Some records
------
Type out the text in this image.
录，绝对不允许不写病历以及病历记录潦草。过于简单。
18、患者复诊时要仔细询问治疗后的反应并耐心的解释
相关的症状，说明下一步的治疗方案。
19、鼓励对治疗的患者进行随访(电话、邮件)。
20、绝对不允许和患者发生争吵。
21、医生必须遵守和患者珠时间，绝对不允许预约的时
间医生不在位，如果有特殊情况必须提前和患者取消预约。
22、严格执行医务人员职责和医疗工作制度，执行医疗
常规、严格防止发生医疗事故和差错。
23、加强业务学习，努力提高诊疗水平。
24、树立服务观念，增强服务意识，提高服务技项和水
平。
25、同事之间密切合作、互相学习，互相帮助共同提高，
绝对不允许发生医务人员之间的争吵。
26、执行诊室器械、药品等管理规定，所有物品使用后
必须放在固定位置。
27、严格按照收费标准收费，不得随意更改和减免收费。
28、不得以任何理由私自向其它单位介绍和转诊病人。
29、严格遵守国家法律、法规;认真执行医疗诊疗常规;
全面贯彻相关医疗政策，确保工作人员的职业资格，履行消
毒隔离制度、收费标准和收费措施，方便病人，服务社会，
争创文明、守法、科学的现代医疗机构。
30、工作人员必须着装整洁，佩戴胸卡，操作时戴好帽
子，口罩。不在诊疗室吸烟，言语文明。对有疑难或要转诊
------
# WORK REQUIRED:
Return the whole listing exactly, with every line included.

# COMPLETE RESPONSE:
Type out the text in this image.
录，绝对不允许不写病历以及病历记录潦草。过于简单。
18、患者复诊时要仔细询问治疗后的反应并耐心的解释
相关的症状，说明下一步的治疗方案。
19、鼓励对治疗的患者进行随访(电话、邮件)。
20、绝对不允许和患者发生争吵。
21、医生必须遵守和患者珠时间，绝对不允许预约的时
间医生不在位，如果有特殊情况必须提前和患者取消预约。
22、严格执行医务人员职责和医疗工作制度，执行医疗
常规、严格防止发生医疗事故和差错。
23、加强业务学习，努力提高诊疗水平。
24、树立服务观念，增强服务意识，提高服务技项和水
平。
25、同事之间密切合作、互相学习，互相帮助共同提高，
绝对不允许发生医务人员之间的争吵。
26、执行诊室器械、药品等管理规定，所有物品使用后
必须放在固定位置。
27、严格按照收费标准收费，不得随意更改和减免收费。
28、不得以任何理由私自向其它单位介绍和转诊病人。
29、严格遵守国家法律、法规;认真执行医疗诊疗常规;
全面贯彻相关医疗政策，确保工作人员的职业资格，履行消
毒隔离制度、收费标准和收费措施，方便病人，服务社会，
争创文明、守法、科学的现代医疗机构。
30、工作人员必须着装整洁，佩戴胸卡，操作时戴好帽
子，口罩。不在诊疗室吸烟，言语文明。对有疑难或要转诊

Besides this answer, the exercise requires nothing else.